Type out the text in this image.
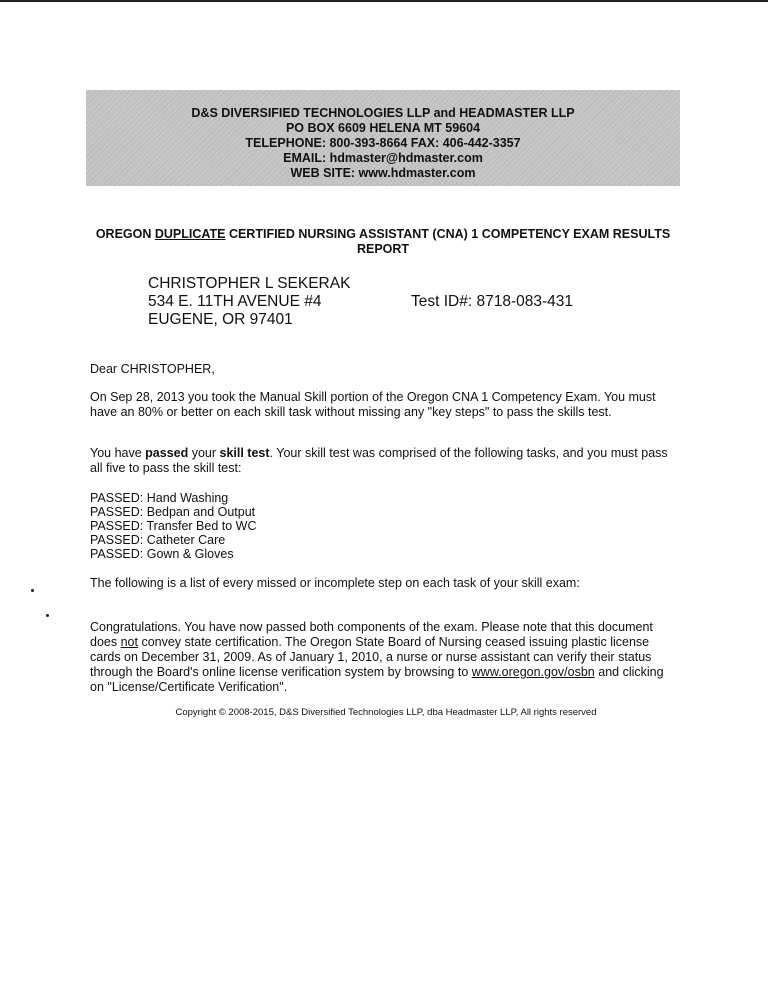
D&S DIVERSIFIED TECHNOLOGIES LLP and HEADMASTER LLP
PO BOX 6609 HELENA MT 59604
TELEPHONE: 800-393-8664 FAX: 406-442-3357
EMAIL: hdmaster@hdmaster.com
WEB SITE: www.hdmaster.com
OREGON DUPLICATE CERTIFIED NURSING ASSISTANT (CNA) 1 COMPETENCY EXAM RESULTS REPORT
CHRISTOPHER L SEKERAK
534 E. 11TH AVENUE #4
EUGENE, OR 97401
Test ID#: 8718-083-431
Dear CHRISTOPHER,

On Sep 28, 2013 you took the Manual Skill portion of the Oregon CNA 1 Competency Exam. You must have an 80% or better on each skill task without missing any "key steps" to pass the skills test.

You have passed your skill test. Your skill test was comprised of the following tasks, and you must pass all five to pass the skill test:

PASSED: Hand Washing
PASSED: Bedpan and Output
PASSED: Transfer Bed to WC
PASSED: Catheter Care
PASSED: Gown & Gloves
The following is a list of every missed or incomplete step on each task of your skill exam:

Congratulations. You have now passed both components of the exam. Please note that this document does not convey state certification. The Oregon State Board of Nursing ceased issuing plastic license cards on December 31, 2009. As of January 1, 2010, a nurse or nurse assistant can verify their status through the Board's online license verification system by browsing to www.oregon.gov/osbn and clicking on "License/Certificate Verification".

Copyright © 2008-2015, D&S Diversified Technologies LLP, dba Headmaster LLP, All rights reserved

============================================================

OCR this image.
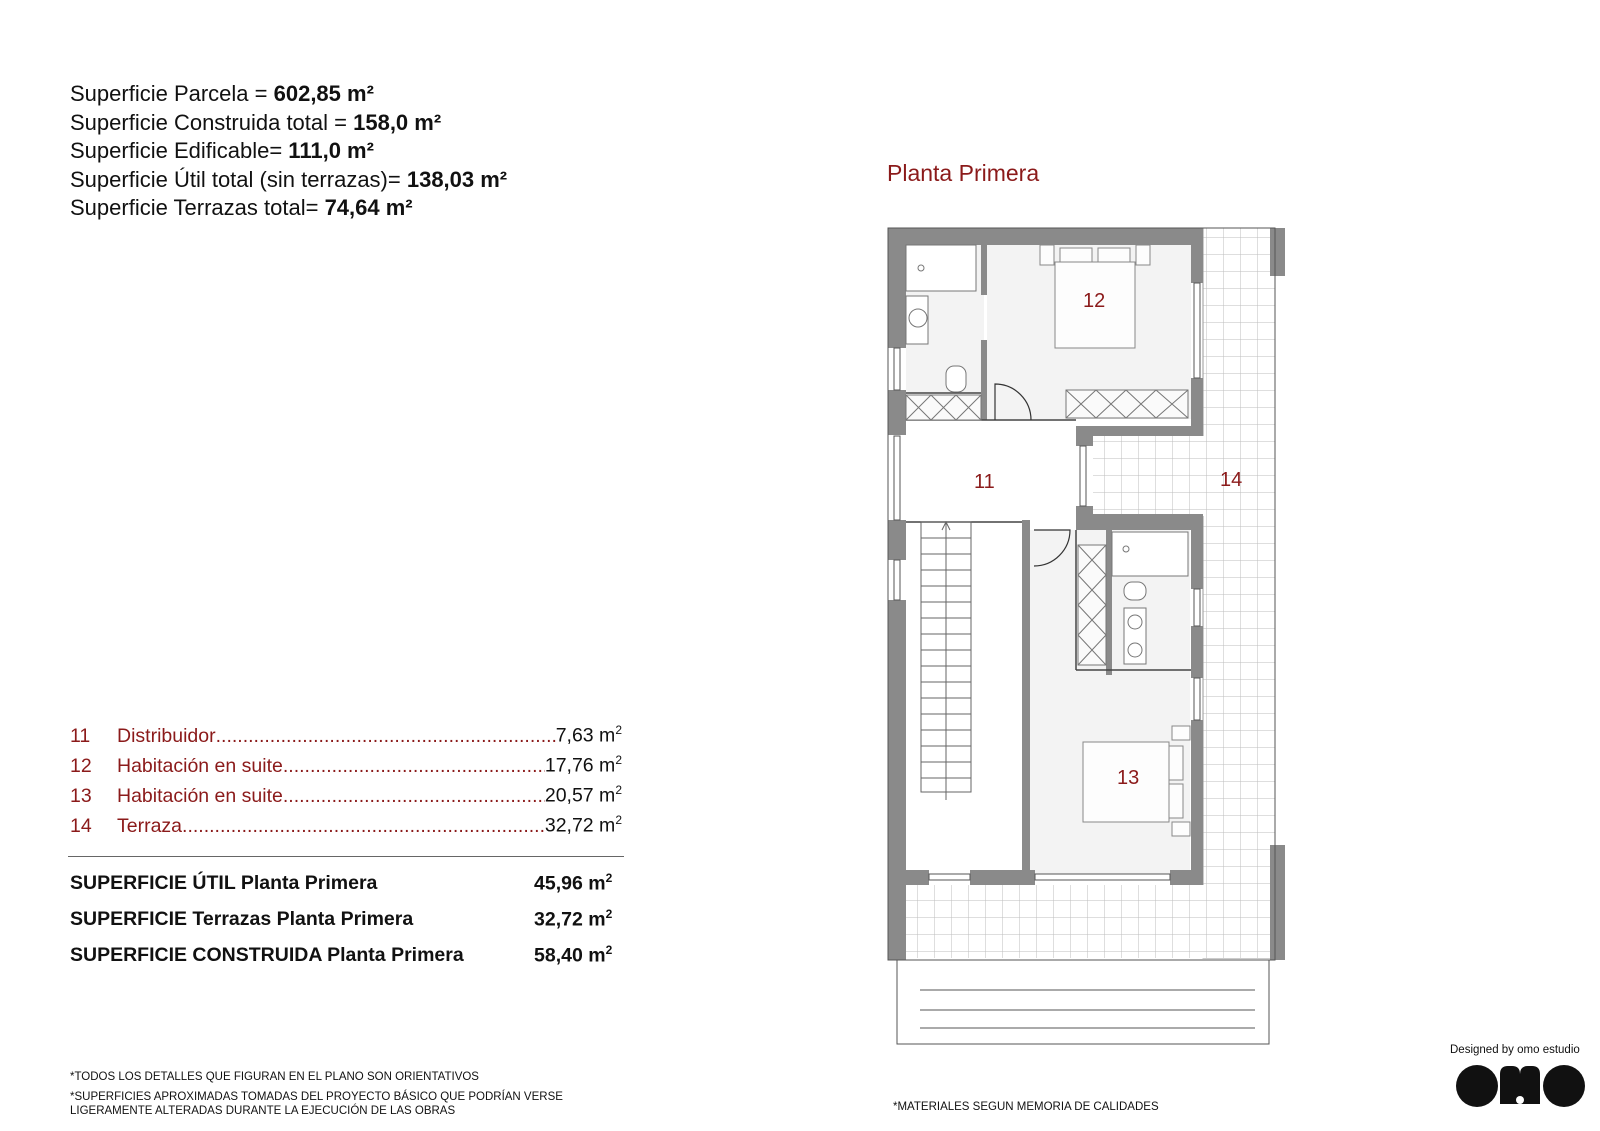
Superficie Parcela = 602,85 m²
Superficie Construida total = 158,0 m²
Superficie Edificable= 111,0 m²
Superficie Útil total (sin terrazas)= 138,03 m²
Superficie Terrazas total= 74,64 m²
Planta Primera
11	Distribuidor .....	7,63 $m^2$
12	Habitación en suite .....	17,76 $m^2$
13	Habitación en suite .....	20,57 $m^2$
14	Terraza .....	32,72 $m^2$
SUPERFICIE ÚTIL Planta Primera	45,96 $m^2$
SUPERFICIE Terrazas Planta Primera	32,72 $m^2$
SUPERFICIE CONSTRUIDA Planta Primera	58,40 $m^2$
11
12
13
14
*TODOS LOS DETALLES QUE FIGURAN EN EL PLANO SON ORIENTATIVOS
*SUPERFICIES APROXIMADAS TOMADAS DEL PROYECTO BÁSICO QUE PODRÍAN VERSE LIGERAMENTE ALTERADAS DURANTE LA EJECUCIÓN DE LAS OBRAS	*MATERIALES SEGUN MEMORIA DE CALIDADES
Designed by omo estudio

============================================================

Prompt: In the records above, find each line that holds the word "suite"; copy all such lines.

Correct response:
12	Habitación en suite .....	17,76 $m^2$
13	Habitación en suite .....	20,57 $m^2$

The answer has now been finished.